→ **Direction**: Every line below that mentions the word "bind" should be copied out.

→ **Dataset excerpts**:
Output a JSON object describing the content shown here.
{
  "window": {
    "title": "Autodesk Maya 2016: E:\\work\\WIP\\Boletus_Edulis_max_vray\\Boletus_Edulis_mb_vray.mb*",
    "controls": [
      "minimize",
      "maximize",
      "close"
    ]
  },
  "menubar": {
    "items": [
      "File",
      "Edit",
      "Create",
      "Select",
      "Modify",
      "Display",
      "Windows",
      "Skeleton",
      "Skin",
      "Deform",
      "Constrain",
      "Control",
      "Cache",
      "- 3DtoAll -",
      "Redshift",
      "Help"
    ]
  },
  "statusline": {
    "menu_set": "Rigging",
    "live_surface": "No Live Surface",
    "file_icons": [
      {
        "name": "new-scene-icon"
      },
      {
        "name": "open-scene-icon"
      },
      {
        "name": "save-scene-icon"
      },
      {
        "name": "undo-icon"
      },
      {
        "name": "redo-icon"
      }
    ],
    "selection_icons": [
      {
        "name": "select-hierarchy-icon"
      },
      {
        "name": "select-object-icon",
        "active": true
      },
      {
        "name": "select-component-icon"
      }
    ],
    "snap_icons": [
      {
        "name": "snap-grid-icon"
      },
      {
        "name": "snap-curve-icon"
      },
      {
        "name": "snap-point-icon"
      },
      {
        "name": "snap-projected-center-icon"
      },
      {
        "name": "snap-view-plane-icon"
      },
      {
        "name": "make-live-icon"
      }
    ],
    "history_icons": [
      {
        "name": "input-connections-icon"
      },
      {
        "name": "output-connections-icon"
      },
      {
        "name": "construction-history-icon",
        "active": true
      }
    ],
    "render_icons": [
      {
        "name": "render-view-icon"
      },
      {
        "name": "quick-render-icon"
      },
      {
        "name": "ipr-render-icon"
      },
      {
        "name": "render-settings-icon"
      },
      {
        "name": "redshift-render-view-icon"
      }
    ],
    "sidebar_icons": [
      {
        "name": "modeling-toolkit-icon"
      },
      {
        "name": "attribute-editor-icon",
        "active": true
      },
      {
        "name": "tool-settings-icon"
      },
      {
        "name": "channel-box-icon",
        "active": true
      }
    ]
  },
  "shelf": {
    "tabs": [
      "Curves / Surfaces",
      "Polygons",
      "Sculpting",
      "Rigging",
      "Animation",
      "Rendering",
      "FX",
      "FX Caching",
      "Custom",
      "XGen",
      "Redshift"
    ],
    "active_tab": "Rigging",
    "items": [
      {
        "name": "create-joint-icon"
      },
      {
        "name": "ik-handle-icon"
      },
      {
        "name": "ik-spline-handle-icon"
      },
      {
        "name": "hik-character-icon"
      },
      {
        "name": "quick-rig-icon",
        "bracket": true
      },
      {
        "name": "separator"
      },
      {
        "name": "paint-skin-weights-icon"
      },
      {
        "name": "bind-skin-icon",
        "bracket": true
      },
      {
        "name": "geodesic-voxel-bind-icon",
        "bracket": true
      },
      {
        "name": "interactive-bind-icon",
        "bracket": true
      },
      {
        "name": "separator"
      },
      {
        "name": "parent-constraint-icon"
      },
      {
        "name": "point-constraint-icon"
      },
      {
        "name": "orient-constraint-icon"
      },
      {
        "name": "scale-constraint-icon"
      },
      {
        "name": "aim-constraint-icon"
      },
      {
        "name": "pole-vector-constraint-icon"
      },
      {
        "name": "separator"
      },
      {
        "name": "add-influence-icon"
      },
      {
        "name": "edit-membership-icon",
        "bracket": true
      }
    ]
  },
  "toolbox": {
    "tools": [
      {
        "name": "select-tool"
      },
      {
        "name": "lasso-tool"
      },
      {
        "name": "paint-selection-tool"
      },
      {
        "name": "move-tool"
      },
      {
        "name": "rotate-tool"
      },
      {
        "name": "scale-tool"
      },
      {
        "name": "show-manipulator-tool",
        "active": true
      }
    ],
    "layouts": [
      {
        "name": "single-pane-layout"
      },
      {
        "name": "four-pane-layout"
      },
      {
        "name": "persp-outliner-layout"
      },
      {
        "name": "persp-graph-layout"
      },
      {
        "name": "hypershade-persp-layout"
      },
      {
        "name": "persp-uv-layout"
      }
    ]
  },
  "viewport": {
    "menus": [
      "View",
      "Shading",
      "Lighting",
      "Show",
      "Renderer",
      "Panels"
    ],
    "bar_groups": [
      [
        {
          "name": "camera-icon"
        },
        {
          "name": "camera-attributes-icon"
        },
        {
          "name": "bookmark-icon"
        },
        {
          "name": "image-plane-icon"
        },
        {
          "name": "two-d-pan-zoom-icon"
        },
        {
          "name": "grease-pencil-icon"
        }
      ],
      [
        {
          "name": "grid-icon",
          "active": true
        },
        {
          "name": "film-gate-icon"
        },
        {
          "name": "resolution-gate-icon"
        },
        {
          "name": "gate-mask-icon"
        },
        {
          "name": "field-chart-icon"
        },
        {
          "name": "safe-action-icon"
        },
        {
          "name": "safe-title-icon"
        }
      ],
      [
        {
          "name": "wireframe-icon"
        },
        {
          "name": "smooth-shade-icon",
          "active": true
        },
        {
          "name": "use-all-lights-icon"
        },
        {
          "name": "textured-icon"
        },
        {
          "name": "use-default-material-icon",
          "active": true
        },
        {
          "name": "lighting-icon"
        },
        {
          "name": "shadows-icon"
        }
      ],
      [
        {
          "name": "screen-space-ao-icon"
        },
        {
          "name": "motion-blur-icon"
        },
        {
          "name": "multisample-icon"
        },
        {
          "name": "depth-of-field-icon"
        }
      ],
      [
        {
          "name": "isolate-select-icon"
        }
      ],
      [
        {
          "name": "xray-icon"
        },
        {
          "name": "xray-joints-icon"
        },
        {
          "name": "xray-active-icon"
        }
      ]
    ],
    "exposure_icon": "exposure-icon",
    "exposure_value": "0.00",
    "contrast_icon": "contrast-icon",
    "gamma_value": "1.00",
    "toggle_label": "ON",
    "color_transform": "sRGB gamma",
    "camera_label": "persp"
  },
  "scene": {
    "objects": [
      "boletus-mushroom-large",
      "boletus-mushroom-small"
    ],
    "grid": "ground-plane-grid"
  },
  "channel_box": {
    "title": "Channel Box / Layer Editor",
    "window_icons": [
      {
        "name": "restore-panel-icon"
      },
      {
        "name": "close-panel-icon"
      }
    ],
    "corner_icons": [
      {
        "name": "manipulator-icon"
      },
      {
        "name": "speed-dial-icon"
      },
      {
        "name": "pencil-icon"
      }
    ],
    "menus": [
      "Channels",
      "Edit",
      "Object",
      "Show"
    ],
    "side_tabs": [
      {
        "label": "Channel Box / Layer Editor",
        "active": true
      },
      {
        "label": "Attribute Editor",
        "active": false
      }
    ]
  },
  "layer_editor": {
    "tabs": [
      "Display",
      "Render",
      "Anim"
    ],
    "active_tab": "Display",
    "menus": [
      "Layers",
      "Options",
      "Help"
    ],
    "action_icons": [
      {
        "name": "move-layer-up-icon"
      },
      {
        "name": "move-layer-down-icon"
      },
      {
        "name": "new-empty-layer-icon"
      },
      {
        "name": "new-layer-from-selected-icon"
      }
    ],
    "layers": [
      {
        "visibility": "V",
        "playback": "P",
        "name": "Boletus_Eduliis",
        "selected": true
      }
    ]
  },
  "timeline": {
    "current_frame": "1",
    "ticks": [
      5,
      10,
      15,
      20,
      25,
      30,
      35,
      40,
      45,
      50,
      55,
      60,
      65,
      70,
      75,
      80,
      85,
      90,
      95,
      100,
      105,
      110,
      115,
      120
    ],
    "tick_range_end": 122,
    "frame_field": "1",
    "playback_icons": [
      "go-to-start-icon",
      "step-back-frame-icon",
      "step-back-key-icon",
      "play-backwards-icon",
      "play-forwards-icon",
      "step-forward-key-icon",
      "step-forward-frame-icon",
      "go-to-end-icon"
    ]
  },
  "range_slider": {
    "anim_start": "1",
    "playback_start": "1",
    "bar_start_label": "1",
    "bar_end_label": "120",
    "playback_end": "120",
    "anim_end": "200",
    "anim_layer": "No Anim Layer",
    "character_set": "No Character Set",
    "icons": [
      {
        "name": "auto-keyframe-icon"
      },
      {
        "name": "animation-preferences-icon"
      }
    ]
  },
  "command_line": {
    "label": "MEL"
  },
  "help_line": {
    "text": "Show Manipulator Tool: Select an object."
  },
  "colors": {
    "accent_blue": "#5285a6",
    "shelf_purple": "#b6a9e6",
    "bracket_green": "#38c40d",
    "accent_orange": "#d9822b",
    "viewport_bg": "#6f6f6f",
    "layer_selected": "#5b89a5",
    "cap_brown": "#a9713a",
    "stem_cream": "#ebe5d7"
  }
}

→ **Complete output**:
        "name": "bind-skin-icon",
        "name": "geodesic-voxel-bind-icon",
        "name": "interactive-bind-icon",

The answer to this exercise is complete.